* start TEXT BLOCK *

2. | Revenues from hotel operations are recognized upon performance of service. |
3. | Revenues and Gains from sales of real estate assets (including hotels), property, plant and equipment and trading properties are recognized when all the following conditions are satisfied: |
a) | the Group has transferred to the buyer the significant risks and rewards of ownership of the asset sold; |
b) | the Group retains neither continuing managerial involvement to the degree usually associated with ownership nor effective control over the asset sold; |
c) | the amount of income can be measured reliably; |
d) | it is probable that the economic benefits associated with the transaction will flow to the Group (including the fact that the buyer’s initial and continuing investment is adequate to demonstrate commitment to pay); |
e) | the costs incurred or to be incurred in respect of the transaction can be measured reliably; and |
f) | there are no significant acts that the Group is obliged to complete according to the sale agreement. |
For the Group, these conditions are usually fulfilled upon the closing of a binding sale contract.
s. | Capitalization of borrowing costs: |
Borrowing costs directly attributable to the acquisition, construction or production of qualifying assets are capitalized to the cost of those assets. A qualifying asset is an asset that necessarily takes a substantial period of time to get it ready for its intended use or sale. Investment income earned on the temporary investment of specific borrowings pending their expenditure on qualifying assets is deducted from the borrowing costs eligible for capitalization.
Borrowing costs qualified for capitalization include mainly: Interest expenses and amortization of cost of raising debt.
Capitalization of borrowing costs to qualifying assets commences when the Group starts the activities for the preparation of the asset for its intended use or sale and continues, generally, until the completion of substantially all the activities necessary to prepare the asset for its designated use or sale (i.e. when the commercial center is ready for lease).

* end TEXT BLOCK *

YOUR TASKS
1. Answer the following questions using the accounting policy excerpt.
(a) When are revenues from hotel operations recognized?
(b) For the Group, when are the conditions for recognizing revenues and gains from sales of real estate assets usually fulfilled?
(c) What do borrowing costs qualified for capitalization mainly include?
2. Reproduce the passage of the accounting policy excerpt between "s. | Capitalization" and "of raising debt.", inclusive.

* start EXTRACTED DATA *

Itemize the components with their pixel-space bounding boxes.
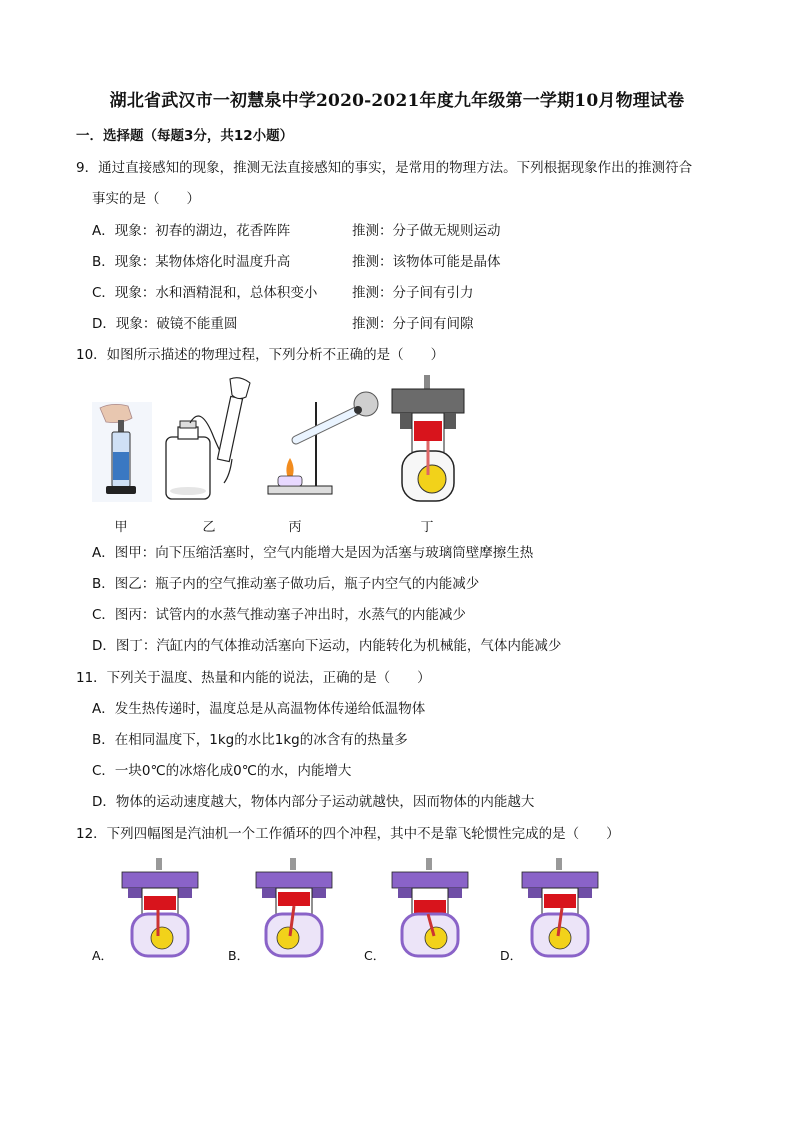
q11-option-b[interactable]: B．在相同温度下，1kg的水比1kg的冰含有的热量多 <box>92 732 408 748</box>
q9-option-a-inference: 推测：分子做无规则运动 <box>352 223 501 239</box>
q9-stem-line2: 事实的是（ ） <box>92 191 200 207</box>
q10-option-c[interactable]: C．图丙：试管内的水蒸气推动塞子冲出时，水蒸气的内能减少 <box>92 607 466 623</box>
q9-option-c-inference: 推测：分子间有引力 <box>352 285 474 301</box>
q9-option-c[interactable]: C．现象：水和酒精混和，总体积变小 <box>92 285 318 301</box>
figure-label-ding: 丁 <box>420 520 434 535</box>
engine-label-d[interactable]: D． <box>500 948 523 963</box>
figure-label-yi: 乙 <box>202 520 216 535</box>
q9-option-d[interactable]: D．现象：破镜不能重圆 <box>92 316 238 332</box>
engine-diagram-a <box>118 858 202 958</box>
exam-title: 湖北省武汉市一初慧泉中学2020-2021年度九年级第一学期10月物理试卷 <box>109 91 685 111</box>
q10-option-d[interactable]: D．图丁：汽缸内的气体推动活塞向下运动，内能转化为机械能，气体内能减少 <box>92 638 562 654</box>
q9-option-a[interactable]: A．现象：初春的湖边，花香阵阵 <box>92 223 291 239</box>
engine-diagram-d <box>518 858 602 958</box>
section-heading: 一．选择题（每题3分，共12小题） <box>76 128 294 144</box>
figure-yi-bottle-pump <box>160 375 260 503</box>
engine-label-b[interactable]: B． <box>228 948 250 963</box>
q12-stem: 12．下列四幅图是汽油机一个工作循环的四个冲程，其中不是靠飞轮惯性完成的是（ ） <box>76 826 620 842</box>
figure-ding-engine <box>386 375 470 505</box>
q11-stem: 11．下列关于温度、热量和内能的说法，正确的是（ ） <box>76 670 431 686</box>
figure-jia-syringe <box>92 402 152 502</box>
q11-option-c[interactable]: C．一块0℃的冰熔化成0℃的水，内能增大 <box>92 763 352 779</box>
q9-option-b[interactable]: B．现象：某物体熔化时温度升高 <box>92 254 291 270</box>
q11-option-d[interactable]: D．物体的运动速度越大，物体内部分子运动就越快，因而物体的内能越大 <box>92 794 535 810</box>
figure-label-jia: 甲 <box>114 520 128 535</box>
q10-option-b[interactable]: B．图乙：瓶子内的空气推动塞子做功后，瓶子内空气的内能减少 <box>92 576 480 592</box>
engine-label-a[interactable]: A． <box>92 948 114 963</box>
q9-stem-line1: 9．通过直接感知的现象，推测无法直接感知的事实，是常用的物理方法。下列根据现象作出的推测符合 <box>76 160 693 176</box>
engine-label-c[interactable]: C． <box>364 948 386 963</box>
figure-label-bing: 丙 <box>288 520 302 535</box>
q10-option-a[interactable]: A．图甲：向下压缩活塞时，空气内能增大是因为活塞与玻璃筒壁摩擦生热 <box>92 545 534 561</box>
q9-option-b-inference: 推测：该物体可能是晶体 <box>352 254 501 270</box>
engine-diagram-c <box>388 858 472 958</box>
figure-bing-test-tube <box>266 382 386 498</box>
engine-diagram-b <box>252 858 336 958</box>
q10-stem: 10．如图所示描述的物理过程，下列分析不正确的是（ ） <box>76 347 445 363</box>
q11-option-a[interactable]: A．发生热传递时，温度总是从高温物体传递给低温物体 <box>92 701 426 717</box>
q9-option-d-inference: 推测：分子间有间隙 <box>352 316 474 332</box>
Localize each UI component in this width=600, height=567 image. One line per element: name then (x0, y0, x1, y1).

* end EXTRACTED DATA *

RESPONSES FOR EACH TASK
1.
(a) Upon performance of service.
(b) Upon the closing of a binding sale contract.
(c) Interest expenses and amortization of cost of raising debt.

2.
s. | Capitalization of borrowing costs: |
Borrowing costs directly attributable to the acquisition, construction or production of qualifying assets are capitalized to the cost of those assets. A qualifying asset is an asset that necessarily takes a substantial period of time to get it ready for its intended use or sale. Investment income earned on the temporary investment of specific borrowings pending their expenditure on qualifying assets is deducted from the borrowing costs eligible for capitalization.
Borrowing costs qualified for capitalization include mainly: Interest expenses and amortization of cost of raising debt.